### TASK PROMPT:
Gather every line of the entries that includes the word "Oktober".
═══ EXERCISE INPUT
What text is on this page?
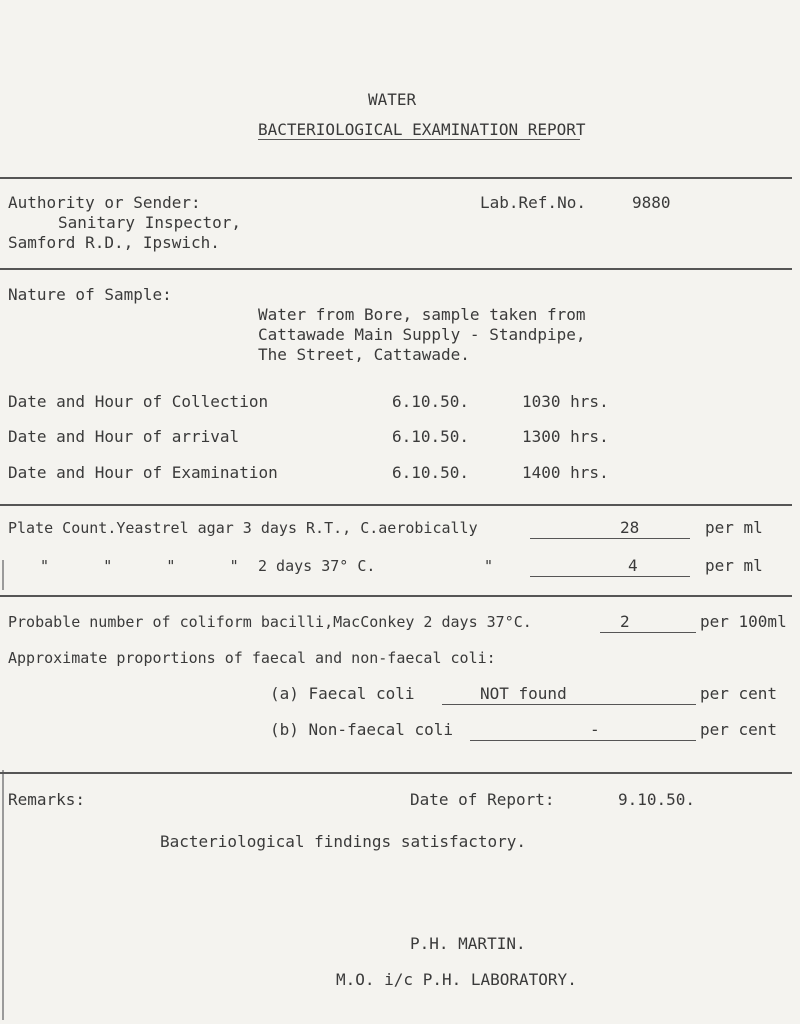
WATER
BACTERIOLOGICAL EXAMINATION REPORT
Authority or Sender:
Sanitary Inspector,
Samford R.D., Ipswich.
Lab.Ref.No.	9880
Nature of Sample:
Water from Bore, sample taken from
Cattawade Main Supply - Standpipe,
The Street, Cattawade.
Date and Hour of Collection	6.10.50.	1030 hrs.
Date and Hour of arrival	6.10.50.	1300 hrs.
Date and Hour of Examination	6.10.50.	1400 hrs.
Plate Count.Yeastrel agar 3 days R.T., C.aerobically	28	per ml
"      "      "      " 2 days 37° C.	"	4	per ml
Probable number of coliform bacilli,MacConkey 2 days 37°C.	2	per 100ml
Approximate proportions of faecal and non-faecal coli:
(a) Faecal coli	NOT found	per cent
(b) Non-faecal coli	-	per cent
Remarks:	Date of Report:	9.10.50.
Bacteriological findings satisfactory.
P.H. MARTIN.
M.O. i/c P.H. LABORATORY.
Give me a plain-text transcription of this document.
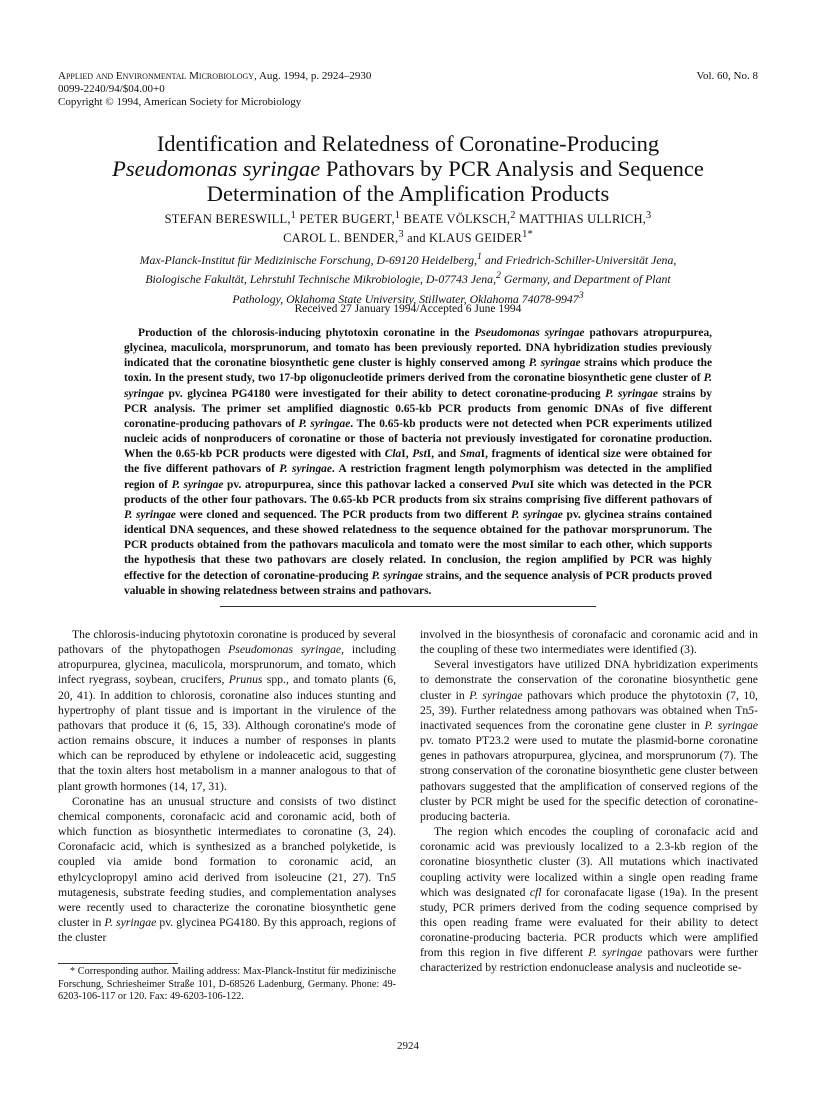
Applied and Environmental Microbiology, Aug. 1994, p. 2924–2930
0099-2240/94/$04.00+0
Copyright © 1994, American Society for Microbiology
Vol. 60, No. 8
Identification and Relatedness of Coronatine-Producing
Pseudomonas syringae Pathovars by PCR Analysis and Sequence
Determination of the Amplification Products
STEFAN BERESWILL,$^1$ PETER BUGERT,$^1$ BEATE VÖLKSCH,$^2$ MATTHIAS ULLRICH,$^3$
CAROL L. BENDER,$^3$ and KLAUS $GEIDER^{1*}$
Max-Planck-Institut für Medizinische Forschung, D-69120 Heidelberg,$^1$ and Friedrich-Schiller-Universität Jena,
Biologische Fakultät, Lehrstuhl Technische Mikrobiologie, D-07743 Jena,$^2$ Germany, and Department of Plant
Pathology, Oklahoma State University, Stillwater, Oklahoma 74078-9947$^3$
Received 27 January 1994/Accepted 6 June 1994
Production of the chlorosis-inducing phytotoxin coronatine in the Pseudomonas syringae pathovars atropurpurea, glycinea, maculicola, morsprunorum, and tomato has been previously reported. DNA hybridization studies previously indicated that the coronatine biosynthetic gene cluster is highly conserved among P. syringae strains which produce the toxin. In the present study, two 17-bp oligonucleotide primers derived from the coronatine biosynthetic gene cluster of P. syringae pv. glycinea PG4180 were investigated for their ability to detect coronatine-producing P. syringae strains by PCR analysis. The primer set amplified diagnostic 0.65-kb PCR products from genomic DNAs of five different coronatine-producing pathovars of P. syringae. The 0.65-kb products were not detected when PCR experiments utilized nucleic acids of nonproducers of coronatine or those of bacteria not previously investigated for coronatine production. When the 0.65-kb PCR products were digested with ClaI, PstI, and SmaI, fragments of identical size were obtained for the five different pathovars of P. syringae. A restriction fragment length polymorphism was detected in the amplified region of P. syringae pv. atropurpurea, since this pathovar lacked a conserved PvuI site which was detected in the PCR products of the other four pathovars. The 0.65-kb PCR products from six strains comprising five different pathovars of P. syringae were cloned and sequenced. The PCR products from two different P. syringae pv. glycinea strains contained identical DNA sequences, and these showed relatedness to the sequence obtained for the pathovar morsprunorum. The PCR products obtained from the pathovars maculicola and tomato were the most similar to each other, which supports the hypothesis that these two pathovars are closely related. In conclusion, the region amplified by PCR was highly effective for the detection of coronatine-producing P. syringae strains, and the sequence analysis of PCR products proved valuable in showing relatedness between strains and pathovars.

The chlorosis-inducing phytotoxin coronatine is produced by several pathovars of the phytopathogen Pseudomonas syringae, including atropurpurea, glycinea, maculicola, morsprunorum, and tomato, which infect ryegrass, soybean, crucifers, Prunus spp., and tomato plants (6, 20, 41). In addition to chlorosis, coronatine also induces stunting and hypertrophy of plant tissue and is important in the virulence of the pathovars that produce it (6, 15, 33). Although coronatine's mode of action remains obscure, it induces a number of responses in plants which can be reproduced by ethylene or indoleacetic acid, suggesting that the toxin alters host metabolism in a manner analogous to that of plant growth hormones (14, 17, 31).

Coronatine has an unusual structure and consists of two distinct chemical components, coronafacic acid and coronamic acid, both of which function as biosynthetic intermediates to coronatine (3, 24). Coronafacic acid, which is synthesized as a branched polyketide, is coupled via amide bond formation to coronamic acid, an ethylcyclopropyl amino acid derived from isoleucine (21, 27). Tn5 mutagenesis, substrate feeding studies, and complementation analyses were recently used to characterize the coronatine biosynthetic gene cluster in P. syringae pv. glycinea PG4180. By this approach, regions of the cluster

* Corresponding author. Mailing address: Max-Planck-Institut für medizinische Forschung, Schriesheimer Straße 101, D-68526 Ladenburg, Germany. Phone: 49-6203-106-117 or 120. Fax: 49-6203-106-122.

involved in the biosynthesis of coronafacic and coronamic acid and in the coupling of these two intermediates were identified (3).

Several investigators have utilized DNA hybridization experiments to demonstrate the conservation of the coronatine biosynthetic gene cluster in P. syringae pathovars which produce the phytotoxin (7, 10, 25, 39). Further relatedness among pathovars was obtained when Tn5-inactivated sequences from the coronatine gene cluster in P. syringae pv. tomato PT23.2 were used to mutate the plasmid-borne coronatine genes in pathovars atropurpurea, glycinea, and morsprunorum (7). The strong conservation of the coronatine biosynthetic gene cluster between pathovars suggested that the amplification of conserved regions of the cluster by PCR might be used for the specific detection of coronatine-producing bacteria.

The region which encodes the coupling of coronafacic acid and coronamic acid was previously localized to a 2.3-kb region of the coronatine biosynthetic cluster (3). All mutations which inactivated coupling activity were localized within a single open reading frame which was designated cfl for coronafacate ligase (19a). In the present study, PCR primers derived from the coding sequence comprised by this open reading frame were evaluated for their ability to detect coronatine-producing bacteria. PCR products which were amplified from this region in five different P. syringae pathovars were further characterized by restriction endonuclease analysis and nucleotide se-

2924
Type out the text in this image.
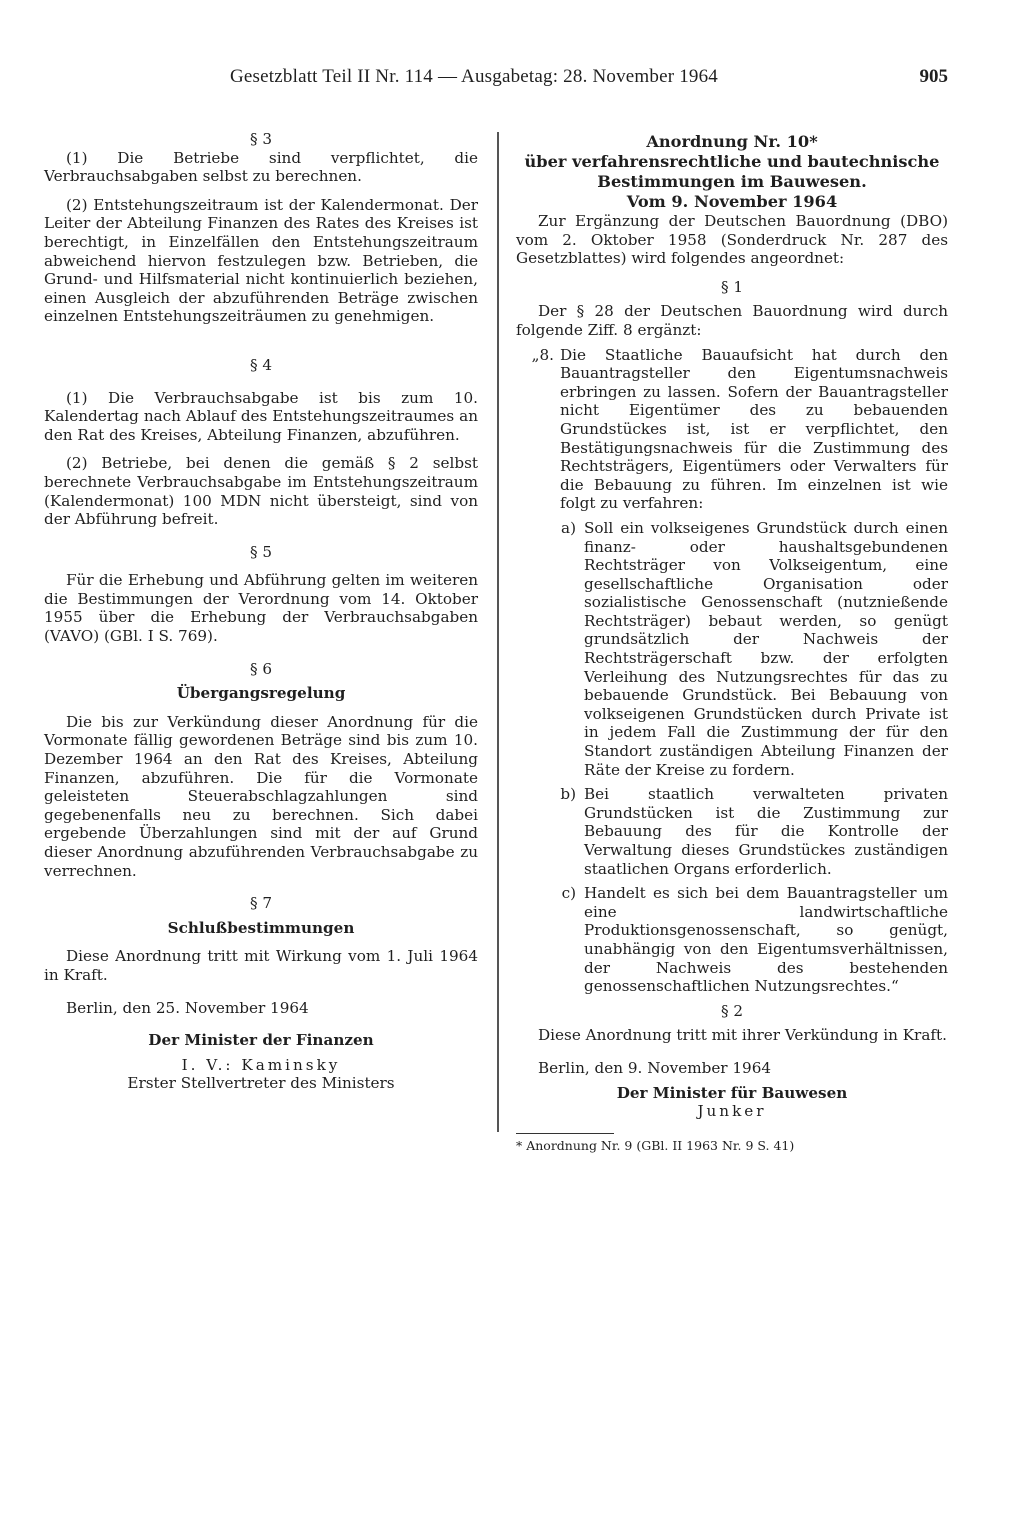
Gesetzblatt Teil II Nr. 114 — Ausgabetag: 28. November 1964	905

§ 3

(1) Die Betriebe sind verpflichtet, die Verbrauchsabgaben selbst zu berechnen.

(2) Entstehungszeitraum ist der Kalendermonat. Der Leiter der Abteilung Finanzen des Rates des Kreises ist berechtigt, in Einzelfällen den Entstehungszeitraum abweichend hiervon festzulegen bzw. Betrieben, die Grund- und Hilfsmaterial nicht kontinuierlich beziehen, einen Ausgleich der abzuführenden Beträge zwischen einzelnen Entstehungszeiträumen zu genehmigen.

§ 4

(1) Die Verbrauchsabgabe ist bis zum 10. Kalendertag nach Ablauf des Entstehungszeitraumes an den Rat des Kreises, Abteilung Finanzen, abzuführen.

(2) Betriebe, bei denen die gemäß § 2 selbst berechnete Verbrauchsabgabe im Entstehungszeitraum (Kalendermonat) 100 MDN nicht übersteigt, sind von der Abführung befreit.

§ 5

Für die Erhebung und Abführung gelten im weiteren die Bestimmungen der Verordnung vom 14. Oktober 1955 über die Erhebung der Verbrauchsabgaben (VAVO) (GBl. I S. 769).

§ 6

Übergangsregelung

Die bis zur Verkündung dieser Anordnung für die Vormonate fällig gewordenen Beträge sind bis zum 10. Dezember 1964 an den Rat des Kreises, Abteilung Finanzen, abzuführen. Die für die Vormonate geleisteten Steuerabschlagzahlungen sind gegebenenfalls neu zu berechnen. Sich dabei ergebende Überzahlungen sind mit der auf Grund dieser Anordnung abzuführenden Verbrauchsabgabe zu verrechnen.

§ 7

Schlußbestimmungen

Diese Anordnung tritt mit Wirkung vom 1. Juli 1964 in Kraft.

Berlin, den 25. November 1964

Der Minister der Finanzen

I. V.: Kaminsky

Erster Stellvertreter des Ministers

Anordnung Nr. 10*

über verfahrensrechtliche und bautechnische

Bestimmungen im Bauwesen.

Vom 9. November 1964

Zur Ergänzung der Deutschen Bauordnung (DBO) vom 2. Oktober 1958 (Sonderdruck Nr. 287 des Gesetzblattes) wird folgendes angeordnet:

§ 1

Der § 28 der Deutschen Bauordnung wird durch folgende Ziff. 8 ergänzt:

„8. Die Staatliche Bauaufsicht hat durch den Bauantragsteller den Eigentumsnachweis erbringen zu lassen. Sofern der Bauantragsteller nicht Eigentümer des zu bebauenden Grundstückes ist, ist er verpflichtet, den Bestätigungsnachweis für die Zustimmung des Rechtsträgers, Eigentümers oder Verwalters für die Bebauung zu führen. Im einzelnen ist wie folgt zu verfahren:
a) Soll ein volkseigenes Grundstück durch einen finanz- oder haushaltsgebundenen Rechtsträger von Volkseigentum, eine gesellschaftliche Organisation oder sozialistische Genossenschaft (nutznießende Rechtsträger) bebaut werden, so genügt grundsätzlich der Nachweis der Rechtsträgerschaft bzw. der erfolgten Verleihung des Nutzungsrechtes für das zu bebauende Grundstück. Bei Bebauung von volkseigenen Grundstücken durch Private ist in jedem Fall die Zustimmung der für den Standort zuständigen Abteilung Finanzen der Räte der Kreise zu fordern.
b) Bei staatlich verwalteten privaten Grundstücken ist die Zustimmung zur Bebauung des für die Kontrolle der Verwaltung dieses Grundstückes zuständigen staatlichen Organs erforderlich.
c) Handelt es sich bei dem Bauantragsteller um eine landwirtschaftliche Produktionsgenossenschaft, so genügt, unabhängig von den Eigentumsverhältnissen, der Nachweis des bestehenden genossenschaftlichen Nutzungsrechtes.“

§ 2

Diese Anordnung tritt mit ihrer Verkündung in Kraft.

Berlin, den 9. November 1964

Der Minister für Bauwesen

Junker

* Anordnung Nr. 9 (GBl. II 1963 Nr. 9 S. 41)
══════
### ANSWER SECTION:
Für die Erhebung und Abführung gelten im weiteren die Bestimmungen der Verordnung vom 14. Oktober 1955 über die Erhebung der Verbrauchsabgaben (VAVO) (GBl. I S. 769).
Zur Ergänzung der Deutschen Bauordnung (DBO) vom 2. Oktober 1958 (Sonderdruck Nr. 287 des Gesetzblattes) wird folgendes angeordnet:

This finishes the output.